[Begin]
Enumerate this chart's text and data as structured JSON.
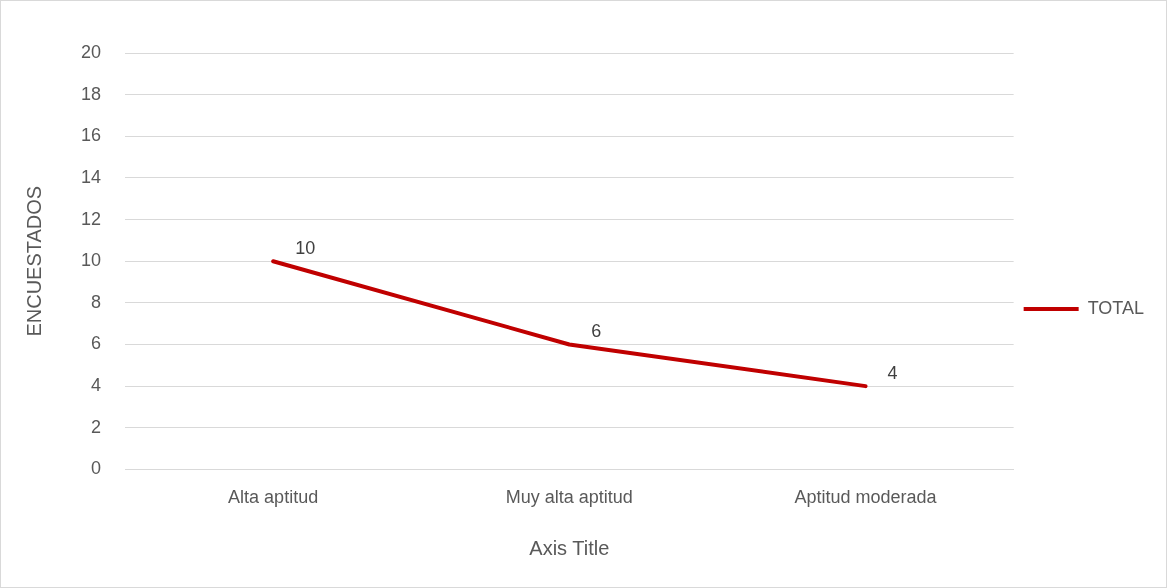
{
  "chart_data": {
    "type": "line",
    "categories": [
      "Alta aptitud",
      "Muy alta aptitud",
      "Aptitud moderada"
    ],
    "series": [
      {
        "name": "TOTAL",
        "color": "#c00000",
        "values": [
          10,
          6,
          4
        ]
      }
    ],
    "ylim": [
      0,
      20
    ],
    "yticks": [
      0,
      2,
      4,
      6,
      8,
      10,
      12,
      14,
      16,
      18,
      20
    ],
    "ylabel": "ENCUESTADOS",
    "xlabel": "Axis Title",
    "grid": "y",
    "legend": "right",
    "data_labels": true,
    "marker": "none",
    "line_style": "solid"
  }
}
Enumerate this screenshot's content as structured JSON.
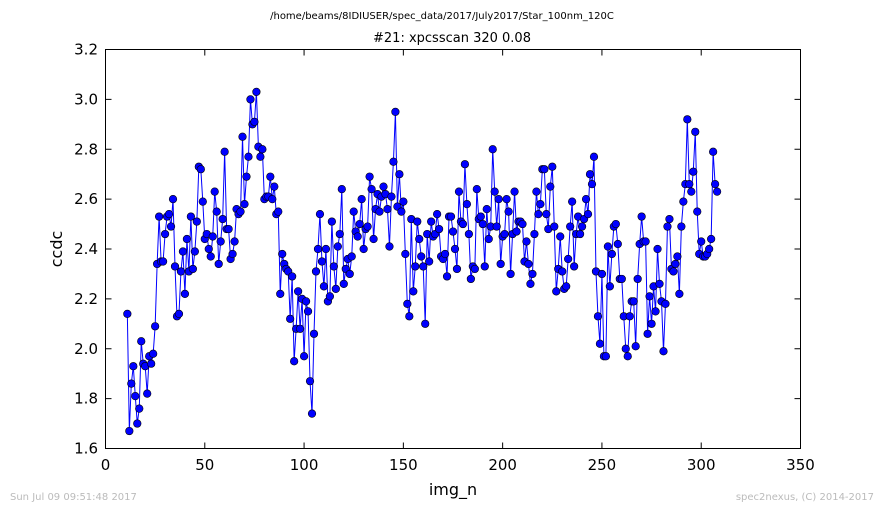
{
  "header": {
    "file_path": "/home/beams/8IDIUSER/spec_data/2017/July2017/Star_100nm_120C"
  },
  "footer": {
    "timestamp": "Sun Jul 09 09:51:48 2017",
    "credit": "spec2nexus, (C) 2014-2017"
  },
  "colors": {
    "series_line": "#0000ff",
    "series_marker_fill": "#0000ff",
    "series_marker_edge": "#000000"
  },
  "chart_data": {
    "type": "line",
    "title": "#21: xpcsscan 320 0.08",
    "xlabel": "img_n",
    "ylabel": "ccdc",
    "xlim": [
      0,
      350
    ],
    "ylim": [
      1.6,
      3.2
    ],
    "xticks": [
      "0",
      "50",
      "100",
      "150",
      "200",
      "250",
      "300",
      "350"
    ],
    "yticks": [
      "1.6",
      "1.8",
      "2.0",
      "2.2",
      "2.4",
      "2.6",
      "2.8",
      "3.0",
      "3.2"
    ],
    "grid": false,
    "legend": "none",
    "marker": "circle",
    "x_start": 11,
    "x_step": 1,
    "values": [
      2.14,
      1.67,
      1.86,
      1.93,
      1.81,
      1.7,
      1.76,
      2.03,
      1.94,
      1.93,
      1.82,
      1.97,
      1.94,
      1.98,
      2.09,
      2.34,
      2.53,
      2.35,
      2.35,
      2.46,
      2.53,
      2.54,
      2.49,
      2.6,
      2.33,
      2.13,
      2.14,
      2.31,
      2.39,
      2.22,
      2.44,
      2.31,
      2.53,
      2.32,
      2.39,
      2.51,
      2.73,
      2.72,
      2.59,
      2.44,
      2.46,
      2.4,
      2.37,
      2.45,
      2.63,
      2.55,
      2.34,
      2.43,
      2.52,
      2.79,
      2.48,
      2.48,
      2.36,
      2.38,
      2.43,
      2.56,
      2.54,
      2.55,
      2.85,
      2.58,
      2.69,
      2.77,
      3.0,
      2.9,
      2.91,
      3.03,
      2.81,
      2.77,
      2.8,
      2.6,
      2.61,
      2.61,
      2.69,
      2.6,
      2.65,
      2.54,
      2.55,
      2.22,
      2.38,
      2.34,
      2.32,
      2.31,
      2.12,
      2.29,
      1.95,
      2.08,
      2.23,
      2.08,
      2.2,
      1.97,
      2.19,
      2.15,
      1.87,
      1.74,
      2.06,
      2.31,
      2.4,
      2.54,
      2.35,
      2.25,
      2.4,
      2.19,
      2.21,
      2.51,
      2.33,
      2.24,
      2.41,
      2.46,
      2.64,
      2.26,
      2.32,
      2.36,
      2.3,
      2.37,
      2.55,
      2.47,
      2.45,
      2.5,
      2.6,
      2.4,
      2.48,
      2.49,
      2.69,
      2.64,
      2.44,
      2.56,
      2.62,
      2.55,
      2.61,
      2.65,
      2.62,
      2.56,
      2.41,
      2.61,
      2.75,
      2.95,
      2.57,
      2.7,
      2.55,
      2.59,
      2.38,
      2.18,
      2.13,
      2.52,
      2.23,
      2.33,
      2.51,
      2.44,
      2.37,
      2.33,
      2.1,
      2.46,
      2.35,
      2.51,
      2.45,
      2.46,
      2.54,
      2.48,
      2.37,
      2.36,
      2.38,
      2.29,
      2.53,
      2.53,
      2.47,
      2.4,
      2.32,
      2.63,
      2.51,
      2.5,
      2.74,
      2.58,
      2.46,
      2.28,
      2.33,
      2.32,
      2.64,
      2.52,
      2.53,
      2.5,
      2.33,
      2.56,
      2.44,
      2.49,
      2.8,
      2.63,
      2.49,
      2.6,
      2.34,
      2.45,
      2.46,
      2.6,
      2.55,
      2.3,
      2.46,
      2.63,
      2.47,
      2.51,
      2.51,
      2.5,
      2.35,
      2.43,
      2.34,
      2.26,
      2.3,
      2.46,
      2.63,
      2.54,
      2.58,
      2.72,
      2.72,
      2.54,
      2.48,
      2.65,
      2.73,
      2.49,
      2.23,
      2.32,
      2.45,
      2.31,
      2.24,
      2.25,
      2.36,
      2.49,
      2.59,
      2.33,
      2.46,
      2.53,
      2.46,
      2.49,
      2.52,
      2.6,
      2.54,
      2.7,
      2.66,
      2.77,
      2.31,
      2.13,
      2.02,
      2.3,
      1.97,
      1.97,
      2.41,
      2.25,
      2.38,
      2.49,
      2.5,
      2.42,
      2.28,
      2.28,
      2.13,
      2.0,
      1.97,
      2.13,
      2.19,
      2.19,
      2.01,
      2.28,
      2.42,
      2.53,
      2.43,
      2.43,
      2.06,
      2.21,
      2.1,
      2.25,
      2.15,
      2.4,
      2.26,
      2.19,
      1.99,
      2.18,
      2.49,
      2.52,
      2.32,
      2.31,
      2.34,
      2.37,
      2.22,
      2.49,
      2.59,
      2.66,
      2.92,
      2.66,
      2.63,
      2.71,
      2.87,
      2.55,
      2.38,
      2.43,
      2.37,
      2.37,
      2.38,
      2.4,
      2.44,
      2.79,
      2.66,
      2.63
    ]
  }
}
[End]
• _Task to carry out_
Write out every line of the listing that holds the word "JSON".

• _The answer_
Enumerate this chart's text and data as structured JSON.
Enumerate this screenshot's content as structured JSON.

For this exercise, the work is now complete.